▶ **WHAT TO PRODUCE**
Across the data below, how many lines hold "title"? Answer with that number and nothing else.

▶ **SOURCE DATA**
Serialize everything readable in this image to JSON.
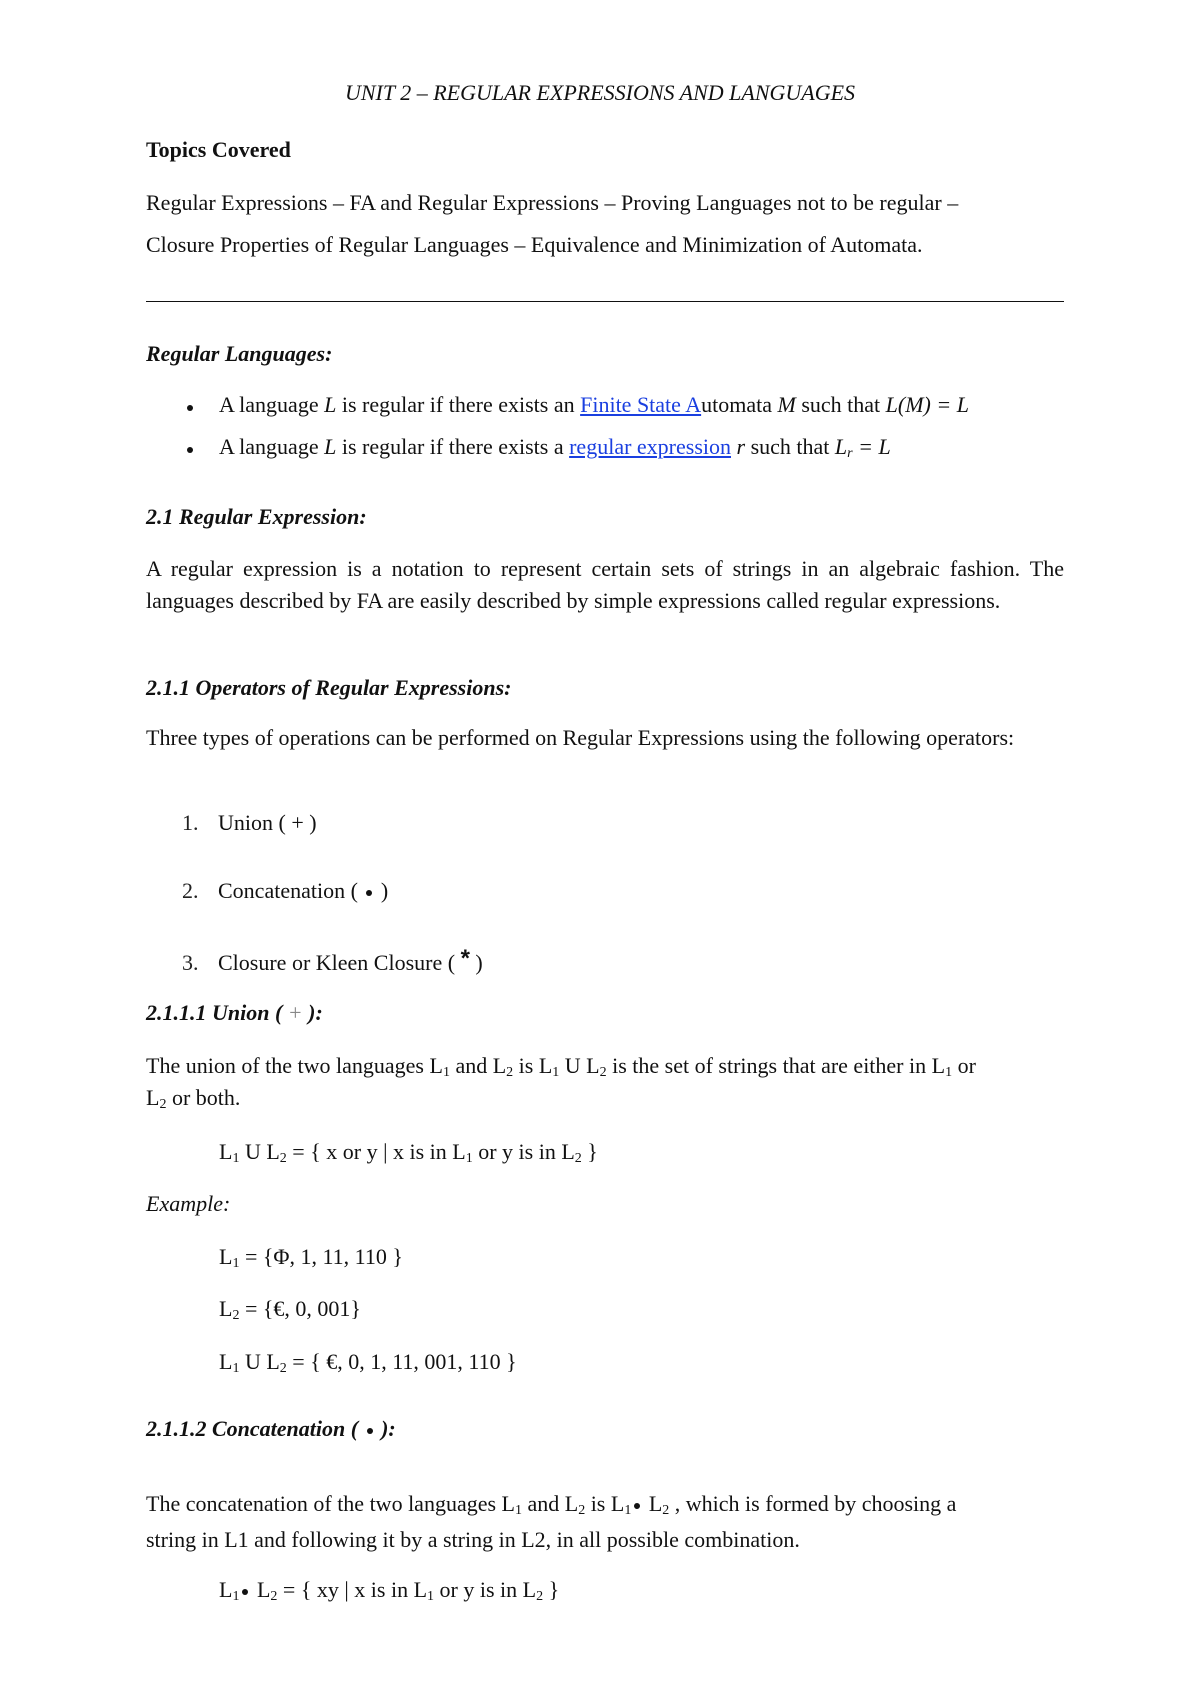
{
  "doc": {
    "title": "UNIT 2 – REGULAR EXPRESSIONS AND LANGUAGES",
    "topics_heading": "Topics Covered",
    "topics_line1": "Regular Expressions – FA and Regular Expressions – Proving Languages not to be regular –",
    "topics_line2": "Closure Properties of Regular Languages – Equivalence and Minimization of Automata.",
    "regular_languages": {
      "heading": "Regular Languages:",
      "bullet1": {
        "pre": "A language ",
        "L": "L",
        "mid": " is regular if there exists an ",
        "link": "Finite State A",
        "post": "utomata ",
        "M": "M",
        "tail": " such that ",
        "formula": "L(M) = L"
      },
      "bullet2": {
        "pre": "A language ",
        "L": "L",
        "mid": " is regular if there exists a ",
        "link": "regular expression",
        "post": " ",
        "r": "r",
        "tail": " such that ",
        "Lr": "L",
        "sub": "r",
        "eq": " = L"
      }
    },
    "section_2_1": {
      "heading": "2.1 Regular Expression:",
      "para": "A regular expression is a notation to represent certain sets of strings in an algebraic fashion. The languages described by FA are easily described by simple expressions called regular expressions."
    },
    "section_2_1_1": {
      "heading": "2.1.1 Operators of Regular Expressions:",
      "para": "Three types of operations can  be performed on Regular Expressions using the following operators:",
      "operators": [
        {
          "num": "1.",
          "label": "Union ( + )"
        },
        {
          "num": "2.",
          "label_pre": "Concatenation (",
          "label_post": ")"
        },
        {
          "num": "3.",
          "label_pre": "Closure or Kleen Closure (",
          "star": "*",
          "label_post": ")"
        }
      ]
    },
    "section_union": {
      "heading_pre": "2.1.1.1 Union (",
      "heading_plus": " + ",
      "heading_post": "):",
      "para_a": "The union of the two languages L",
      "para_b": " and L",
      "para_c": " is L",
      "para_d": " U L",
      "para_e": " is the set of strings that are either in L",
      "para_f": " or",
      "para_line2a": "L",
      "para_line2b": " or both.",
      "formula_a": "L",
      "formula_b": " U L",
      "formula_c": " = { x or y | x is in L",
      "formula_d": " or y is in L",
      "formula_e": " }",
      "example_label": "Example:",
      "ex1_pre": "L",
      "ex1_post": " = {Φ, 1, 11, 110 }",
      "ex2_pre": "L",
      "ex2_post": " = {€, 0, 001}",
      "ex3_a": "L",
      "ex3_b": " U L",
      "ex3_c": " = { €, 0, 1, 11, 001, 110 }",
      "sub1": "1",
      "sub2": "2"
    },
    "section_concat": {
      "heading_pre": "2.1.1.2 Concatenation (",
      "heading_post": "):",
      "para_a": "The concatenation of the two languages L",
      "para_b": " and L",
      "para_c": " is L",
      "para_d": " L",
      "para_e": " , which is formed by choosing a",
      "para_line2": "string in L1 and following it by a string in L2, in all possible combination.",
      "formula_a": "L",
      "formula_b": " L",
      "formula_c": " = { xy | x is in L",
      "formula_d": " or y is in L",
      "formula_e": " }"
    }
  },
  "colors": {
    "link": "#1a3fe0",
    "text": "#111111"
  }
}
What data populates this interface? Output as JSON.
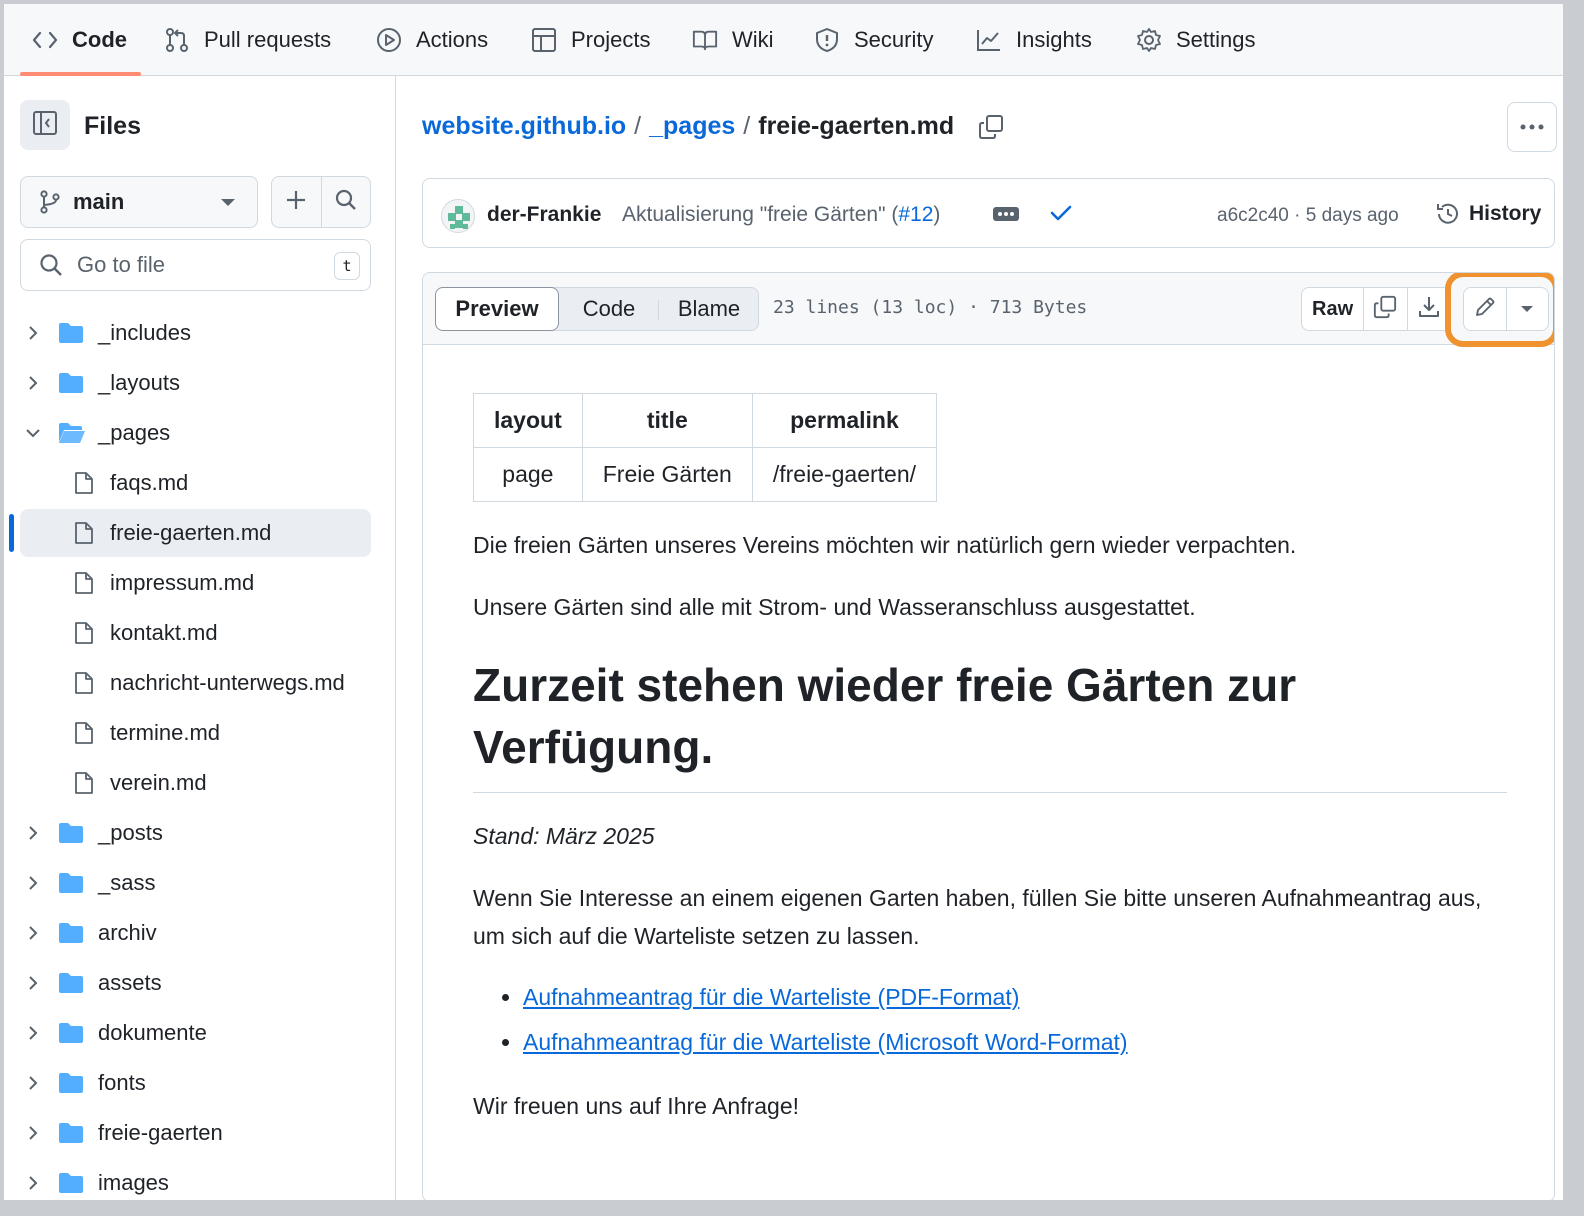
{
  "topnav": {
    "tabs": [
      {
        "label": "Code",
        "icon": "code-icon"
      },
      {
        "label": "Pull requests",
        "icon": "pull-request-icon"
      },
      {
        "label": "Actions",
        "icon": "play-icon"
      },
      {
        "label": "Projects",
        "icon": "table-icon"
      },
      {
        "label": "Wiki",
        "icon": "book-icon"
      },
      {
        "label": "Security",
        "icon": "shield-icon"
      },
      {
        "label": "Insights",
        "icon": "graph-icon"
      },
      {
        "label": "Settings",
        "icon": "gear-icon"
      }
    ]
  },
  "sidebar": {
    "title": "Files",
    "branch": "main",
    "search_placeholder": "Go to file",
    "search_shortcut": "t",
    "tree": [
      {
        "name": "_includes",
        "type": "folder",
        "expanded": false
      },
      {
        "name": "_layouts",
        "type": "folder",
        "expanded": false
      },
      {
        "name": "_pages",
        "type": "folder",
        "expanded": true
      },
      {
        "name": "faqs.md",
        "type": "file"
      },
      {
        "name": "freie-gaerten.md",
        "type": "file",
        "selected": true
      },
      {
        "name": "impressum.md",
        "type": "file"
      },
      {
        "name": "kontakt.md",
        "type": "file"
      },
      {
        "name": "nachricht-unterwegs.md",
        "type": "file"
      },
      {
        "name": "termine.md",
        "type": "file"
      },
      {
        "name": "verein.md",
        "type": "file"
      },
      {
        "name": "_posts",
        "type": "folder",
        "expanded": false
      },
      {
        "name": "_sass",
        "type": "folder",
        "expanded": false
      },
      {
        "name": "archiv",
        "type": "folder",
        "expanded": false
      },
      {
        "name": "assets",
        "type": "folder",
        "expanded": false
      },
      {
        "name": "dokumente",
        "type": "folder",
        "expanded": false
      },
      {
        "name": "fonts",
        "type": "folder",
        "expanded": false
      },
      {
        "name": "freie-gaerten",
        "type": "folder",
        "expanded": false
      },
      {
        "name": "images",
        "type": "folder",
        "expanded": false
      }
    ]
  },
  "breadcrumb": {
    "repo": "website.github.io",
    "sep": "/",
    "folder": "_pages",
    "file": "freie-gaerten.md"
  },
  "commit": {
    "author": "der-Frankie",
    "message_prefix": "Aktualisierung \"freie Gärten\" (",
    "pr_link": "#12",
    "message_suffix": ")",
    "meta": "a6c2c40 · 5 days ago",
    "history_label": "History"
  },
  "file": {
    "tabs": [
      "Preview",
      "Code",
      "Blame"
    ],
    "info": "23 lines (13 loc) · 713 Bytes",
    "raw_label": "Raw"
  },
  "content": {
    "frontmatter": {
      "headers": [
        "layout",
        "title",
        "permalink"
      ],
      "values": [
        "page",
        "Freie Gärten",
        "/freie-gaerten/"
      ]
    },
    "p1": "Die freien Gärten unseres Vereins möchten wir natürlich gern wieder verpachten.",
    "p2": "Unsere Gärten sind alle mit Strom- und Wasseranschluss ausgestattet.",
    "heading": "Zurzeit stehen wieder freie Gärten zur Verfügung.",
    "stand": "Stand: März 2025",
    "p3": "Wenn Sie Interesse an einem eigenen Garten haben, füllen Sie bitte unseren Aufnahmeantrag aus, um sich auf die Warteliste setzen zu lassen.",
    "links": [
      "Aufnahmeantrag für die Warteliste (PDF-Format)",
      "Aufnahmeantrag für die Warteliste (Microsoft Word-Format)"
    ],
    "p4": "Wir freuen uns auf Ihre Anfrage!"
  },
  "colors": {
    "accent_link": "#0969da",
    "active_tab_underline": "#fd8c73",
    "highlight_ring": "#f0922e",
    "folder": "#54aeff"
  }
}
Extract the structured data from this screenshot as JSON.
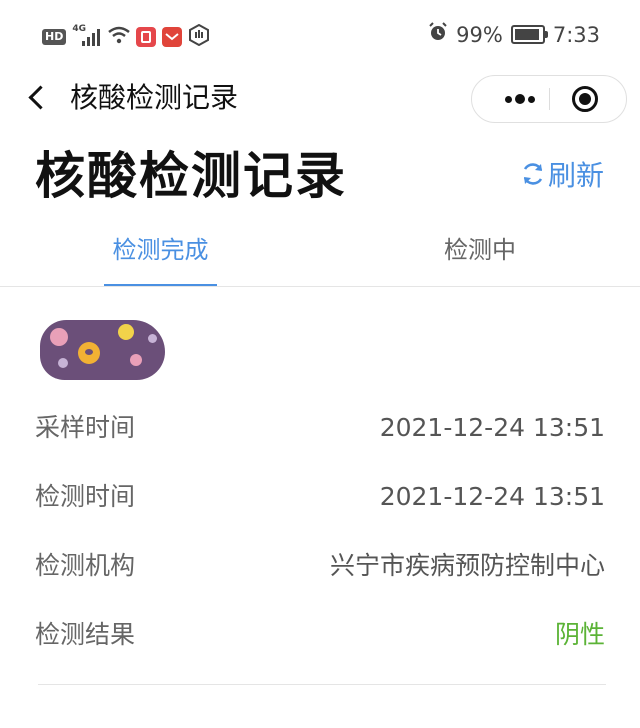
{
  "status_bar": {
    "hd_label": "HD",
    "network_label": "4G",
    "signal_bars": 4,
    "battery_text": "99%",
    "battery_level": 0.99,
    "time": "7:33",
    "icons": [
      "hd-badge",
      "signal-icon",
      "wifi-icon",
      "app-notification-icon",
      "mail-notification-icon",
      "hand-shield-icon",
      "alarm-icon",
      "battery-icon"
    ]
  },
  "nav": {
    "back_icon": "chevron-left-icon",
    "title": "核酸检测记录",
    "more_icon": "more-dots-icon",
    "close_icon": "target-close-icon"
  },
  "header": {
    "title": "核酸检测记录",
    "refresh_label": "刷新",
    "refresh_icon": "refresh-icon",
    "accent_color": "#4a90e2"
  },
  "tabs": [
    {
      "label": "检测完成",
      "active": true
    },
    {
      "label": "检测中",
      "active": false
    }
  ],
  "record": {
    "name_visible": "",
    "rows": [
      {
        "label": "采样时间",
        "value": "2021-12-24 13:51"
      },
      {
        "label": "检测时间",
        "value": "2021-12-24 13:51"
      },
      {
        "label": "检测机构",
        "value": "兴宁市疾病预防控制中心"
      },
      {
        "label": "检测结果",
        "value": "阴性",
        "color": "#5bb336"
      }
    ]
  }
}
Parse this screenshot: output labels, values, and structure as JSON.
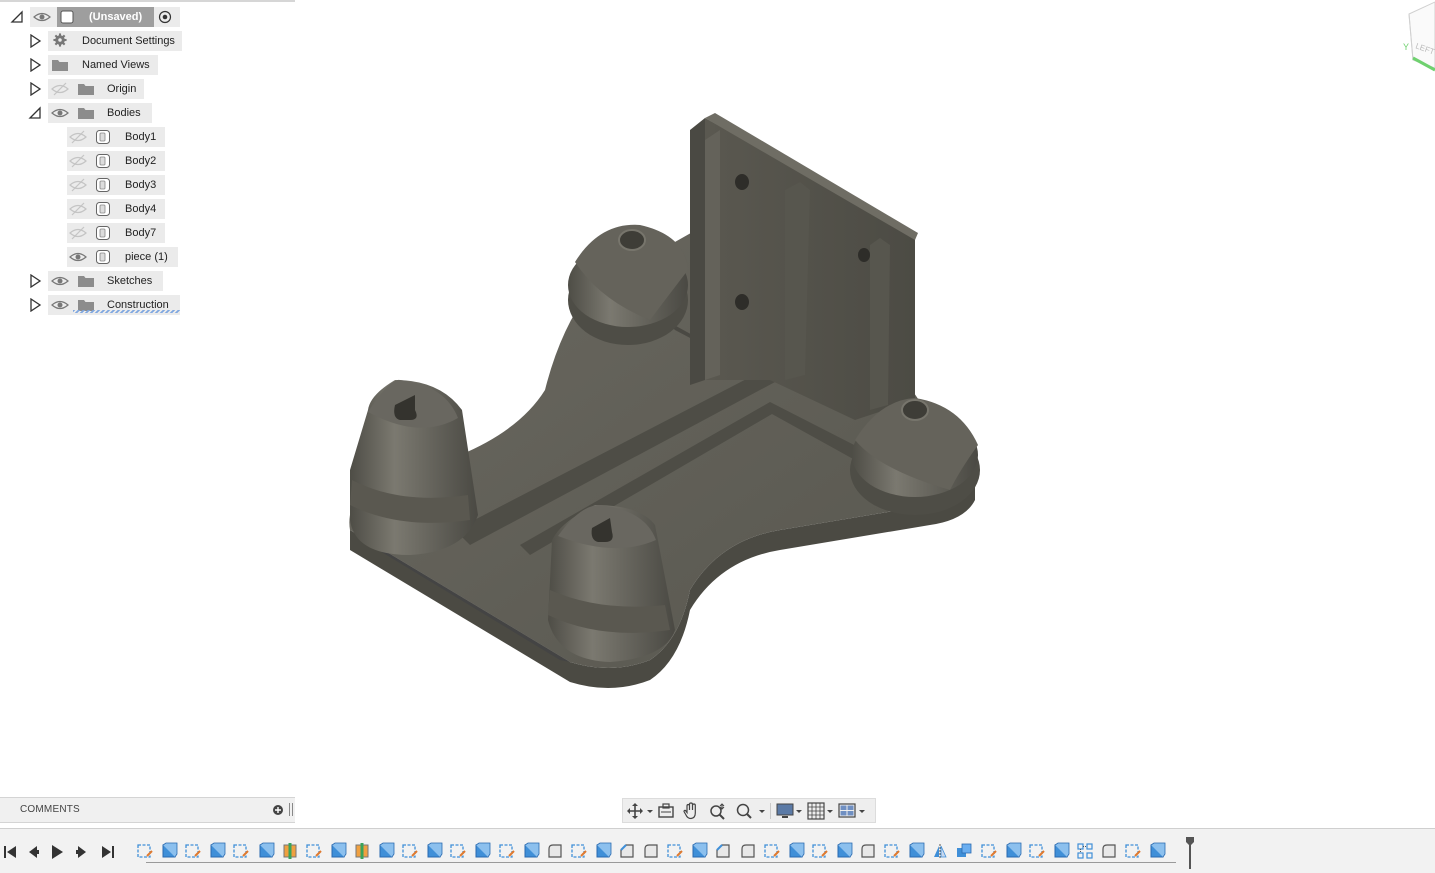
{
  "browser": {
    "root": {
      "label": "(Unsaved)"
    },
    "items": [
      {
        "label": "Document Settings",
        "icon": "gear-icon",
        "expanded": false,
        "visible": null
      },
      {
        "label": "Named Views",
        "icon": "folder-icon",
        "expanded": false,
        "visible": null
      },
      {
        "label": "Origin",
        "icon": "folder-icon",
        "expanded": false,
        "visible": false
      },
      {
        "label": "Bodies",
        "icon": "folder-icon",
        "expanded": true,
        "visible": true
      },
      {
        "label": "Sketches",
        "icon": "folder-icon",
        "expanded": false,
        "visible": true
      },
      {
        "label": "Construction",
        "icon": "folder-icon",
        "expanded": false,
        "visible": true
      }
    ],
    "bodies": [
      {
        "label": "Body1",
        "visible": false
      },
      {
        "label": "Body2",
        "visible": false
      },
      {
        "label": "Body3",
        "visible": false
      },
      {
        "label": "Body4",
        "visible": false
      },
      {
        "label": "Body7",
        "visible": false
      },
      {
        "label": "piece (1)",
        "visible": true
      }
    ]
  },
  "comments": {
    "title": "COMMENTS"
  },
  "navbar": {
    "buttons": [
      "orbit-icon",
      "look-at-icon",
      "pan-icon",
      "zoom-icon",
      "fit-icon",
      "display-settings-icon",
      "grid-icon",
      "viewports-icon"
    ]
  },
  "viewcube": {
    "face_label": "LEFT",
    "axis_label": "Y"
  },
  "timeline": {
    "controls": [
      "skip-to-start-icon",
      "step-back-icon",
      "play-icon",
      "step-forward-icon",
      "skip-to-end-icon"
    ],
    "features": [
      "sketch",
      "extrude",
      "sketch",
      "extrude",
      "sketch",
      "extrude",
      "split",
      "sketch",
      "extrude",
      "split",
      "extrude",
      "sketch",
      "extrude",
      "sketch",
      "extrude",
      "sketch",
      "extrude",
      "fillet",
      "sketch",
      "extrude",
      "chamfer",
      "fillet",
      "sketch",
      "extrude",
      "chamfer",
      "fillet",
      "sketch",
      "extrude",
      "sketch",
      "extrude",
      "fillet",
      "sketch",
      "extrude",
      "mirror",
      "combine",
      "sketch",
      "extrude",
      "sketch",
      "extrude",
      "pattern",
      "fillet",
      "sketch",
      "extrude"
    ]
  },
  "colors": {
    "model_main": "#5c5a52",
    "model_light": "#6e6c63",
    "model_dark": "#47463f",
    "panel_bg": "#ebebeb",
    "root_bg": "#9e9e9e",
    "sketch_feature": "#e07a2f",
    "extrude_feature": "#3f8fd8",
    "viewcube_green": "#6fd16f"
  }
}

▶ **OUTPUT FOR THIS TASK**
6